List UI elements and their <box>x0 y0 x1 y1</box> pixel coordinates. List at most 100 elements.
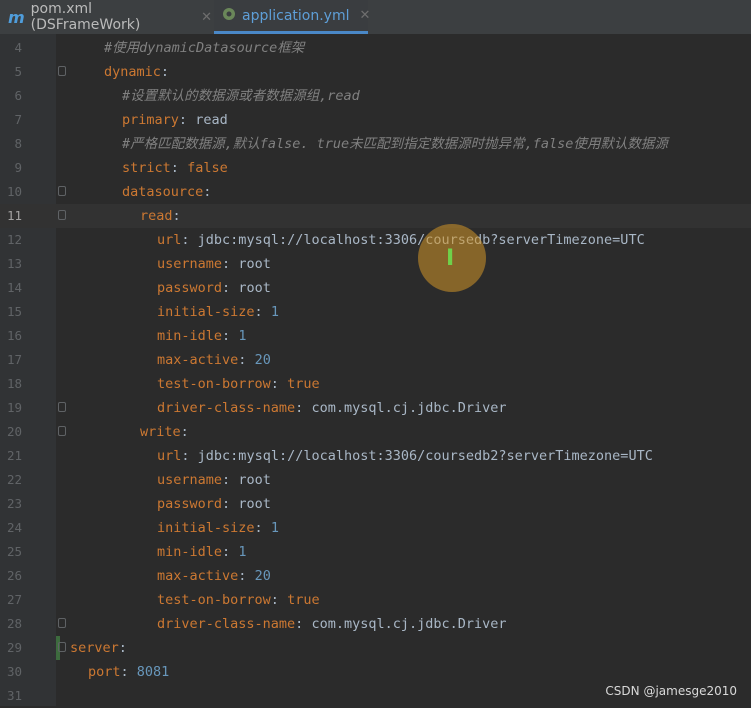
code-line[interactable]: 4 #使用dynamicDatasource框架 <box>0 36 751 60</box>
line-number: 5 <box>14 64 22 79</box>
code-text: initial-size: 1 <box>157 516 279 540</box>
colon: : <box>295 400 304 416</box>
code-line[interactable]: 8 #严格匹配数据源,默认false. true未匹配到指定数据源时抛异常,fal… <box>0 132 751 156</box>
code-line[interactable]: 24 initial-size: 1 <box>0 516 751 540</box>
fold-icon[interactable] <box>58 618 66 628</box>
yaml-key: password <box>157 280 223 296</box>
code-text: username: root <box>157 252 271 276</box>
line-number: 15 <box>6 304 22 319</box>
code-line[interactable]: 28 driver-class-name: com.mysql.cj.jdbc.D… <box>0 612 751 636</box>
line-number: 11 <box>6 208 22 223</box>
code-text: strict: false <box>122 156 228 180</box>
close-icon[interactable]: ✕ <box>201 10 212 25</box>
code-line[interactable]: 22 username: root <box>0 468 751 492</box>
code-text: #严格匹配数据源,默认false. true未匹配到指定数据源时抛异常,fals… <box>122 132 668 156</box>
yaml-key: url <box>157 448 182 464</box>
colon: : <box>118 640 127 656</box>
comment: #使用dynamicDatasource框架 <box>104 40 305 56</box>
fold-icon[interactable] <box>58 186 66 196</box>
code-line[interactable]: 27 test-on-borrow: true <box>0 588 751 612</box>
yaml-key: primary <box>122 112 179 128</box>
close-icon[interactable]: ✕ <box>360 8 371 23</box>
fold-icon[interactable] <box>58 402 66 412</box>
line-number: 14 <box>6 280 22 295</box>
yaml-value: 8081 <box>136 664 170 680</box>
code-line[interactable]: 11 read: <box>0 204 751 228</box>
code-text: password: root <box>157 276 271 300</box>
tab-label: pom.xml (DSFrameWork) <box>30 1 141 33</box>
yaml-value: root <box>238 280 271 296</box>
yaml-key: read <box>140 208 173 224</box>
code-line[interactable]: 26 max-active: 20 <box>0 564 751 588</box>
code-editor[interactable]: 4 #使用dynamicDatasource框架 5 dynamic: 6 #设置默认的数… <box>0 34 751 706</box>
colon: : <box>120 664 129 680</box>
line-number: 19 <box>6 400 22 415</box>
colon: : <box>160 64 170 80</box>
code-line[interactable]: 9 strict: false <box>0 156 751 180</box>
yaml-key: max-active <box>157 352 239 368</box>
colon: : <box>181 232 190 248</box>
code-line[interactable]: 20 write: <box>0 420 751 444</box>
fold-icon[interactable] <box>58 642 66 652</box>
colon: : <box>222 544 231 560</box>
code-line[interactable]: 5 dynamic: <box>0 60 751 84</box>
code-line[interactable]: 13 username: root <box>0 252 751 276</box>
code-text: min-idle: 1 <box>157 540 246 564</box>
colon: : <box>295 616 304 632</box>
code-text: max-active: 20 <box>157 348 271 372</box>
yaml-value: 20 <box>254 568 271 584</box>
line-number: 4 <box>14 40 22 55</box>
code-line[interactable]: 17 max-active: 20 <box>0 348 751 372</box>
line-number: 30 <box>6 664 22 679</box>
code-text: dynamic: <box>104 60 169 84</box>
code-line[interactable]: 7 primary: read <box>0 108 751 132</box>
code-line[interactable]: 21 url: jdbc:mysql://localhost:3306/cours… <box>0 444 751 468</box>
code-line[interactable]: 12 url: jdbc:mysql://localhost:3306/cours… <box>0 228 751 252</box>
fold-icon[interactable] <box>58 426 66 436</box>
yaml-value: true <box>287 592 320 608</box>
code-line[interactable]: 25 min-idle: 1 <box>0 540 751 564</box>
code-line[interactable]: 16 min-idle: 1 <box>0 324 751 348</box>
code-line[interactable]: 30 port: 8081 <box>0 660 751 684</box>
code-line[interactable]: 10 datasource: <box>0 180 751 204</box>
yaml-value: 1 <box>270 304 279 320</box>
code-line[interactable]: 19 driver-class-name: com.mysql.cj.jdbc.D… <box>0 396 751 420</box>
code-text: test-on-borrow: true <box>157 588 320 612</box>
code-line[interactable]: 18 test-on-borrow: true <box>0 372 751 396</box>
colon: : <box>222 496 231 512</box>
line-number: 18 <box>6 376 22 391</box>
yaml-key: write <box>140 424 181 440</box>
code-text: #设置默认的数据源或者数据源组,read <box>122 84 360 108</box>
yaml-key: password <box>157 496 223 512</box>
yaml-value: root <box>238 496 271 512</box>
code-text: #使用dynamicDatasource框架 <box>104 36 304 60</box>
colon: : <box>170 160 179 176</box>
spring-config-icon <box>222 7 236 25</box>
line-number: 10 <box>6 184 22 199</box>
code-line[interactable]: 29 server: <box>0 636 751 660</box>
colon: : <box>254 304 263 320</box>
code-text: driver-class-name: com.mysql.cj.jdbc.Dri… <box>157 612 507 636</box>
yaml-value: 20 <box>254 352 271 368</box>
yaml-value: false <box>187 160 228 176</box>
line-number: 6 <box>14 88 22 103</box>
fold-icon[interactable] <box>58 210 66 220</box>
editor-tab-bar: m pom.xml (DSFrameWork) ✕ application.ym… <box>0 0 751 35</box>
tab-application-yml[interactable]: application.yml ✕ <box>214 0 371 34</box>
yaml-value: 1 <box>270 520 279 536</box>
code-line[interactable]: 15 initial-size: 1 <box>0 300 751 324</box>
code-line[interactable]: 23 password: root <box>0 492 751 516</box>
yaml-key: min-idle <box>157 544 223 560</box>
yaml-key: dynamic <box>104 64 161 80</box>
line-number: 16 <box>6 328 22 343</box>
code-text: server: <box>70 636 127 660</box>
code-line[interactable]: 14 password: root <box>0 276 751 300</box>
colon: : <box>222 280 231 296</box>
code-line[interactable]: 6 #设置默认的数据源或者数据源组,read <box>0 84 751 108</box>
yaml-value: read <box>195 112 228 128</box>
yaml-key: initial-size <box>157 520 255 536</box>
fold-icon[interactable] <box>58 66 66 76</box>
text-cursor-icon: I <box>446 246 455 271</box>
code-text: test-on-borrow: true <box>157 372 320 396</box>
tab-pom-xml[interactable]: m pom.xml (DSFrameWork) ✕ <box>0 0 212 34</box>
• • • • •
Task goal =
Rewrite all the data above, replacing "code-line" with "source-line" wherever it occurs and leaving everything else unchanged. Omit the pictures from the result.

Task answer =
List UI elements and their <box>x0 y0 x1 y1</box> pixel coordinates. List at most 100 elements.
source-line[interactable]: 4 #使用dynamicDatasource框架 <box>0 36 751 60</box>
line-number: 5 <box>14 64 22 79</box>
code-text: initial-size: 1 <box>157 516 279 540</box>
colon: : <box>295 400 304 416</box>
source-line[interactable]: 8 #严格匹配数据源,默认false. true未匹配到指定数据源时抛异常,fal… <box>0 132 751 156</box>
source-line[interactable]: 24 initial-size: 1 <box>0 516 751 540</box>
fold-icon[interactable] <box>58 618 66 628</box>
yaml-key: password <box>157 280 223 296</box>
code-text: username: root <box>157 252 271 276</box>
line-number: 15 <box>6 304 22 319</box>
source-line[interactable]: 28 driver-class-name: com.mysql.cj.jdbc.D… <box>0 612 751 636</box>
line-number: 11 <box>6 208 22 223</box>
code-text: strict: false <box>122 156 228 180</box>
close-icon[interactable]: ✕ <box>201 10 212 25</box>
source-line[interactable]: 22 username: root <box>0 468 751 492</box>
code-text: #严格匹配数据源,默认false. true未匹配到指定数据源时抛异常,fals… <box>122 132 668 156</box>
yaml-key: url <box>157 448 182 464</box>
colon: : <box>118 640 127 656</box>
comment: #使用dynamicDatasource框架 <box>104 40 305 56</box>
fold-icon[interactable] <box>58 186 66 196</box>
source-line[interactable]: 27 test-on-borrow: true <box>0 588 751 612</box>
yaml-key: primary <box>122 112 179 128</box>
close-icon[interactable]: ✕ <box>360 8 371 23</box>
fold-icon[interactable] <box>58 402 66 412</box>
line-number: 14 <box>6 280 22 295</box>
yaml-value: 8081 <box>136 664 170 680</box>
source-line[interactable]: 11 read: <box>0 204 751 228</box>
code-text: password: root <box>157 276 271 300</box>
tab-label: pom.xml (DSFrameWork) <box>30 1 141 33</box>
yaml-value: root <box>238 280 271 296</box>
yaml-key: read <box>140 208 173 224</box>
source-line[interactable]: 26 max-active: 20 <box>0 564 751 588</box>
code-editor[interactable]: 4 #使用dynamicDatasource框架 5 dynamic: 6 #设置默认的数… <box>0 34 751 706</box>
colon: : <box>120 664 129 680</box>
line-number: 19 <box>6 400 22 415</box>
colon: : <box>160 64 170 80</box>
source-line[interactable]: 9 strict: false <box>0 156 751 180</box>
yaml-key: max-active <box>157 352 239 368</box>
colon: : <box>181 232 190 248</box>
source-line[interactable]: 20 write: <box>0 420 751 444</box>
fold-icon[interactable] <box>58 642 66 652</box>
colon: : <box>222 544 231 560</box>
source-line[interactable]: 5 dynamic: <box>0 60 751 84</box>
source-line[interactable]: 13 username: root <box>0 252 751 276</box>
code-text: min-idle: 1 <box>157 540 246 564</box>
colon: : <box>295 616 304 632</box>
code-text: max-active: 20 <box>157 348 271 372</box>
yaml-value: 20 <box>254 568 271 584</box>
line-number: 4 <box>14 40 22 55</box>
source-line[interactable]: 17 max-active: 20 <box>0 348 751 372</box>
line-number: 30 <box>6 664 22 679</box>
code-text: dynamic: <box>104 60 169 84</box>
source-line[interactable]: 7 primary: read <box>0 108 751 132</box>
source-line[interactable]: 21 url: jdbc:mysql://localhost:3306/cours… <box>0 444 751 468</box>
source-line[interactable]: 12 url: jdbc:mysql://localhost:3306/cours… <box>0 228 751 252</box>
fold-icon[interactable] <box>58 426 66 436</box>
yaml-value: true <box>287 592 320 608</box>
source-line[interactable]: 25 min-idle: 1 <box>0 540 751 564</box>
source-line[interactable]: 16 min-idle: 1 <box>0 324 751 348</box>
source-line[interactable]: 30 port: 8081 <box>0 660 751 684</box>
source-line[interactable]: 10 datasource: <box>0 180 751 204</box>
yaml-value: 1 <box>270 304 279 320</box>
source-line[interactable]: 19 driver-class-name: com.mysql.cj.jdbc.D… <box>0 396 751 420</box>
code-text: test-on-borrow: true <box>157 588 320 612</box>
source-line[interactable]: 18 test-on-borrow: true <box>0 372 751 396</box>
colon: : <box>222 496 231 512</box>
line-number: 18 <box>6 376 22 391</box>
yaml-key: write <box>140 424 181 440</box>
code-text: #设置默认的数据源或者数据源组,read <box>122 84 360 108</box>
yaml-key: password <box>157 496 223 512</box>
yaml-value: root <box>238 496 271 512</box>
code-text: #使用dynamicDatasource框架 <box>104 36 304 60</box>
colon: : <box>170 160 179 176</box>
spring-config-icon <box>222 7 236 25</box>
line-number: 10 <box>6 184 22 199</box>
source-line[interactable]: 29 server: <box>0 636 751 660</box>
colon: : <box>254 304 263 320</box>
code-text: driver-class-name: com.mysql.cj.jdbc.Dri… <box>157 612 507 636</box>
yaml-value: 20 <box>254 352 271 368</box>
yaml-value: false <box>187 160 228 176</box>
line-number: 6 <box>14 88 22 103</box>
fold-icon[interactable] <box>58 210 66 220</box>
editor-tab-bar: m pom.xml (DSFrameWork) ✕ application.ym… <box>0 0 751 35</box>
tab-application-yml[interactable]: application.yml ✕ <box>214 0 371 34</box>
yaml-value: 1 <box>270 520 279 536</box>
source-line[interactable]: 15 initial-size: 1 <box>0 300 751 324</box>
source-line[interactable]: 23 password: root <box>0 492 751 516</box>
yaml-key: min-idle <box>157 544 223 560</box>
yaml-key: dynamic <box>104 64 161 80</box>
line-number: 16 <box>6 328 22 343</box>
code-text: server: <box>70 636 127 660</box>
source-line[interactable]: 14 password: root <box>0 276 751 300</box>
colon: : <box>222 280 231 296</box>
source-line[interactable]: 6 #设置默认的数据源或者数据源组,read <box>0 84 751 108</box>
yaml-value: read <box>195 112 228 128</box>
yaml-key: initial-size <box>157 520 255 536</box>
fold-icon[interactable] <box>58 66 66 76</box>
text-cursor-icon: I <box>446 246 455 271</box>
code-text: test-on-borrow: true <box>157 372 320 396</box>
tab-pom-xml[interactable]: m pom.xml (DSFrameWork) ✕ <box>0 0 212 34</box>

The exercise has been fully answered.